• TASK BRIEF: Repeat, without any change, the entries presented below.

───

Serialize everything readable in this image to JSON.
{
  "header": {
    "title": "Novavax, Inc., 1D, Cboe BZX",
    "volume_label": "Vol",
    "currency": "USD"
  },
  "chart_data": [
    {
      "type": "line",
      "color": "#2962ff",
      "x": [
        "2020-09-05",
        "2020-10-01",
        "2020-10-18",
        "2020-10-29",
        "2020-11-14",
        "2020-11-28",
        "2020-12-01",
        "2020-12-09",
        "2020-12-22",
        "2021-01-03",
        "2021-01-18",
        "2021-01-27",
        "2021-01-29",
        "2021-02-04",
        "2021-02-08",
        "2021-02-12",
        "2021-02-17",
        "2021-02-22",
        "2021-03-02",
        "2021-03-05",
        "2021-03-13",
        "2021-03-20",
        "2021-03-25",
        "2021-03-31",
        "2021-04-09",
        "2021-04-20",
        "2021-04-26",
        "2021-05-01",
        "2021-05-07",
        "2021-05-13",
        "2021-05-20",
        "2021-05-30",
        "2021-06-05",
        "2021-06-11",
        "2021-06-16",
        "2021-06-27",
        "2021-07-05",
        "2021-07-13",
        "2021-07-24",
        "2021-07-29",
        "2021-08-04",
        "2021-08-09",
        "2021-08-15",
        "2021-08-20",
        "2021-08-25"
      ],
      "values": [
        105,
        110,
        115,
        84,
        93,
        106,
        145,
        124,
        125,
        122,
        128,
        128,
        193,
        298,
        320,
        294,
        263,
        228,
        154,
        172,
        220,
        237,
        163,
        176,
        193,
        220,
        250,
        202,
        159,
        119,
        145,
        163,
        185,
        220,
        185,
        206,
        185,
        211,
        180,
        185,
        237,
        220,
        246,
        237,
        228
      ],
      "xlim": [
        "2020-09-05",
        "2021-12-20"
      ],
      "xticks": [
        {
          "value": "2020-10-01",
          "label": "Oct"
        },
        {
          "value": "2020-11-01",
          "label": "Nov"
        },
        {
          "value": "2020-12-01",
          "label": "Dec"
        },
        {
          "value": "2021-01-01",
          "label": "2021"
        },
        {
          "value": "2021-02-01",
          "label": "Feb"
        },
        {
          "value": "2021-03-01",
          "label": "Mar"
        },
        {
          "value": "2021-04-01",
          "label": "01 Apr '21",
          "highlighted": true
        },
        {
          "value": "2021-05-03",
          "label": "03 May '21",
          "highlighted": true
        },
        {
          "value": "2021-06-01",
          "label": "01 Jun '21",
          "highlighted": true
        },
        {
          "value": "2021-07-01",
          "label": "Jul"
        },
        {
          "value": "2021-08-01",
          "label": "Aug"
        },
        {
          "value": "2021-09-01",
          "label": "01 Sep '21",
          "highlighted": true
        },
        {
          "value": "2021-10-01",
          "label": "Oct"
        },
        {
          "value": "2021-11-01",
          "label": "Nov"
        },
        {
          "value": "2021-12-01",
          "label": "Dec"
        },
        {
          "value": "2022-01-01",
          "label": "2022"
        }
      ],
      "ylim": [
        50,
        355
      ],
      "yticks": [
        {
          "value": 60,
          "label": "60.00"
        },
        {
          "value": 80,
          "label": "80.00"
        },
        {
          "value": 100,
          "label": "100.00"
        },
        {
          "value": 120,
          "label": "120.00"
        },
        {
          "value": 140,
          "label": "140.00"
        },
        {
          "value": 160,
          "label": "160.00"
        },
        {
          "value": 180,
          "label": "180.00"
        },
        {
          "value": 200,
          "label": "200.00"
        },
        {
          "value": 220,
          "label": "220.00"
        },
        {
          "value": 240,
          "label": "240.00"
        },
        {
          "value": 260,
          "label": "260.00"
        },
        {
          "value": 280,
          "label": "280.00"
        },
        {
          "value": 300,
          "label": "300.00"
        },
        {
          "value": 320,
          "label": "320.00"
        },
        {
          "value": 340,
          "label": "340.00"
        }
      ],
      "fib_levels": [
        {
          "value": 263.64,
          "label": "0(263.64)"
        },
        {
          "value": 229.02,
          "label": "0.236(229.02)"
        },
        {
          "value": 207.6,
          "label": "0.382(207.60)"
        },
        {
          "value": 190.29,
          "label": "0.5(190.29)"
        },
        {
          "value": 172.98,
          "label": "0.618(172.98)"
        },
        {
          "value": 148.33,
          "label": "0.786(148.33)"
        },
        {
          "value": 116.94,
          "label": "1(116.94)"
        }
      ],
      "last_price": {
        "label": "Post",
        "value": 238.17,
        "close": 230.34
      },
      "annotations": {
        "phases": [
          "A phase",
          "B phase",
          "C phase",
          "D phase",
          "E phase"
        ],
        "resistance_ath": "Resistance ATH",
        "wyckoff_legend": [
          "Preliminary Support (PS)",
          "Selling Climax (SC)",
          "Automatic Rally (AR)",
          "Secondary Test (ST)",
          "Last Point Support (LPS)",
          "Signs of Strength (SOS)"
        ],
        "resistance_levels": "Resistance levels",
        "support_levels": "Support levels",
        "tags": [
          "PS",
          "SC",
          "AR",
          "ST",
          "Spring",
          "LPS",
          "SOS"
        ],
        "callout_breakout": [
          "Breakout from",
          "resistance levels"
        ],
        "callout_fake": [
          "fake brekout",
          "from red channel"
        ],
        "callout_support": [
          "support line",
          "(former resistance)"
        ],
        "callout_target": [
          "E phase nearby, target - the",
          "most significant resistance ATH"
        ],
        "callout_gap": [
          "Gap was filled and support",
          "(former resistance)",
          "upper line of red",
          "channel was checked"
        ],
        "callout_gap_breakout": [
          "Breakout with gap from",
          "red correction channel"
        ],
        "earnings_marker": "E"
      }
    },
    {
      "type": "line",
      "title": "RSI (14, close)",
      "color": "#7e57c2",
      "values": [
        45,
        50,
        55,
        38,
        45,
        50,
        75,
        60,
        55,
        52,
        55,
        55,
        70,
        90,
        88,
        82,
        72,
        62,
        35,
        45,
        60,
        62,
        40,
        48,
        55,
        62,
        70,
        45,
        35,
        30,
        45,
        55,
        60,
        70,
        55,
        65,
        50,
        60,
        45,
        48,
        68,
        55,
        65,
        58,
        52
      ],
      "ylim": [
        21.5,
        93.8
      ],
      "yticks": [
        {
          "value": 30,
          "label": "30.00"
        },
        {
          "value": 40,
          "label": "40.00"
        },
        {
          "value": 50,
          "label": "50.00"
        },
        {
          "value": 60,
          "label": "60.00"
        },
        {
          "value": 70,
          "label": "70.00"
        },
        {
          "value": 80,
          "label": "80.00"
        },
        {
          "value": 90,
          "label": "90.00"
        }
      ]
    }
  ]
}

───

• WRITTEN SOLUTION:
Serialize everything readable in this image to JSON.
{
  "header": {
    "title": "Novavax, Inc., 1D, Cboe BZX",
    "volume_label": "Vol",
    "currency": "USD"
  },
  "chart_data": [
    {
      "type": "line",
      "color": "#2962ff",
      "x": [
        "2020-09-05",
        "2020-10-01",
        "2020-10-18",
        "2020-10-29",
        "2020-11-14",
        "2020-11-28",
        "2020-12-01",
        "2020-12-09",
        "2020-12-22",
        "2021-01-03",
        "2021-01-18",
        "2021-01-27",
        "2021-01-29",
        "2021-02-04",
        "2021-02-08",
        "2021-02-12",
        "2021-02-17",
        "2021-02-22",
        "2021-03-02",
        "2021-03-05",
        "2021-03-13",
        "2021-03-20",
        "2021-03-25",
        "2021-03-31",
        "2021-04-09",
        "2021-04-20",
        "2021-04-26",
        "2021-05-01",
        "2021-05-07",
        "2021-05-13",
        "2021-05-20",
        "2021-05-30",
        "2021-06-05",
        "2021-06-11",
        "2021-06-16",
        "2021-06-27",
        "2021-07-05",
        "2021-07-13",
        "2021-07-24",
        "2021-07-29",
        "2021-08-04",
        "2021-08-09",
        "2021-08-15",
        "2021-08-20",
        "2021-08-25"
      ],
      "values": [
        105,
        110,
        115,
        84,
        93,
        106,
        145,
        124,
        125,
        122,
        128,
        128,
        193,
        298,
        320,
        294,
        263,
        228,
        154,
        172,
        220,
        237,
        163,
        176,
        193,
        220,
        250,
        202,
        159,
        119,
        145,
        163,
        185,
        220,
        185,
        206,
        185,
        211,
        180,
        185,
        237,
        220,
        246,
        237,
        228
      ],
      "xlim": [
        "2020-09-05",
        "2021-12-20"
      ],
      "xticks": [
        {
          "value": "2020-10-01",
          "label": "Oct"
        },
        {
          "value": "2020-11-01",
          "label": "Nov"
        },
        {
          "value": "2020-12-01",
          "label": "Dec"
        },
        {
          "value": "2021-01-01",
          "label": "2021"
        },
        {
          "value": "2021-02-01",
          "label": "Feb"
        },
        {
          "value": "2021-03-01",
          "label": "Mar"
        },
        {
          "value": "2021-04-01",
          "label": "01 Apr '21",
          "highlighted": true
        },
        {
          "value": "2021-05-03",
          "label": "03 May '21",
          "highlighted": true
        },
        {
          "value": "2021-06-01",
          "label": "01 Jun '21",
          "highlighted": true
        },
        {
          "value": "2021-07-01",
          "label": "Jul"
        },
        {
          "value": "2021-08-01",
          "label": "Aug"
        },
        {
          "value": "2021-09-01",
          "label": "01 Sep '21",
          "highlighted": true
        },
        {
          "value": "2021-10-01",
          "label": "Oct"
        },
        {
          "value": "2021-11-01",
          "label": "Nov"
        },
        {
          "value": "2021-12-01",
          "label": "Dec"
        },
        {
          "value": "2022-01-01",
          "label": "2022"
        }
      ],
      "ylim": [
        50,
        355
      ],
      "yticks": [
        {
          "value": 60,
          "label": "60.00"
        },
        {
          "value": 80,
          "label": "80.00"
        },
        {
          "value": 100,
          "label": "100.00"
        },
        {
          "value": 120,
          "label": "120.00"
        },
        {
          "value": 140,
          "label": "140.00"
        },
        {
          "value": 160,
          "label": "160.00"
        },
        {
          "value": 180,
          "label": "180.00"
        },
        {
          "value": 200,
          "label": "200.00"
        },
        {
          "value": 220,
          "label": "220.00"
        },
        {
          "value": 240,
          "label": "240.00"
        },
        {
          "value": 260,
          "label": "260.00"
        },
        {
          "value": 280,
          "label": "280.00"
        },
        {
          "value": 300,
          "label": "300.00"
        },
        {
          "value": 320,
          "label": "320.00"
        },
        {
          "value": 340,
          "label": "340.00"
        }
      ],
      "fib_levels": [
        {
          "value": 263.64,
          "label": "0(263.64)"
        },
        {
          "value": 229.02,
          "label": "0.236(229.02)"
        },
        {
          "value": 207.6,
          "label": "0.382(207.60)"
        },
        {
          "value": 190.29,
          "label": "0.5(190.29)"
        },
        {
          "value": 172.98,
          "label": "0.618(172.98)"
        },
        {
          "value": 148.33,
          "label": "0.786(148.33)"
        },
        {
          "value": 116.94,
          "label": "1(116.94)"
        }
      ],
      "last_price": {
        "label": "Post",
        "value": 238.17,
        "close": 230.34
      },
      "annotations": {
        "phases": [
          "A phase",
          "B phase",
          "C phase",
          "D phase",
          "E phase"
        ],
        "resistance_ath": "Resistance ATH",
        "wyckoff_legend": [
          "Preliminary Support (PS)",
          "Selling Climax (SC)",
          "Automatic Rally (AR)",
          "Secondary Test (ST)",
          "Last Point Support (LPS)",
          "Signs of Strength (SOS)"
        ],
        "resistance_levels": "Resistance levels",
        "support_levels": "Support levels",
        "tags": [
          "PS",
          "SC",
          "AR",
          "ST",
          "Spring",
          "LPS",
          "SOS"
        ],
        "callout_breakout": [
          "Breakout from",
          "resistance levels"
        ],
        "callout_fake": [
          "fake brekout",
          "from red channel"
        ],
        "callout_support": [
          "support line",
          "(former resistance)"
        ],
        "callout_target": [
          "E phase nearby, target - the",
          "most significant resistance ATH"
        ],
        "callout_gap": [
          "Gap was filled and support",
          "(former resistance)",
          "upper line of red",
          "channel was checked"
        ],
        "callout_gap_breakout": [
          "Breakout with gap from",
          "red correction channel"
        ],
        "earnings_marker": "E"
      }
    },
    {
      "type": "line",
      "title": "RSI (14, close)",
      "color": "#7e57c2",
      "values": [
        45,
        50,
        55,
        38,
        45,
        50,
        75,
        60,
        55,
        52,
        55,
        55,
        70,
        90,
        88,
        82,
        72,
        62,
        35,
        45,
        60,
        62,
        40,
        48,
        55,
        62,
        70,
        45,
        35,
        30,
        45,
        55,
        60,
        70,
        55,
        65,
        50,
        60,
        45,
        48,
        68,
        55,
        65,
        58,
        52
      ],
      "ylim": [
        21.5,
        93.8
      ],
      "yticks": [
        {
          "value": 30,
          "label": "30.00"
        },
        {
          "value": 40,
          "label": "40.00"
        },
        {
          "value": 50,
          "label": "50.00"
        },
        {
          "value": 60,
          "label": "60.00"
        },
        {
          "value": 70,
          "label": "70.00"
        },
        {
          "value": 80,
          "label": "80.00"
        },
        {
          "value": 90,
          "label": "90.00"
        }
      ]
    }
  ]
}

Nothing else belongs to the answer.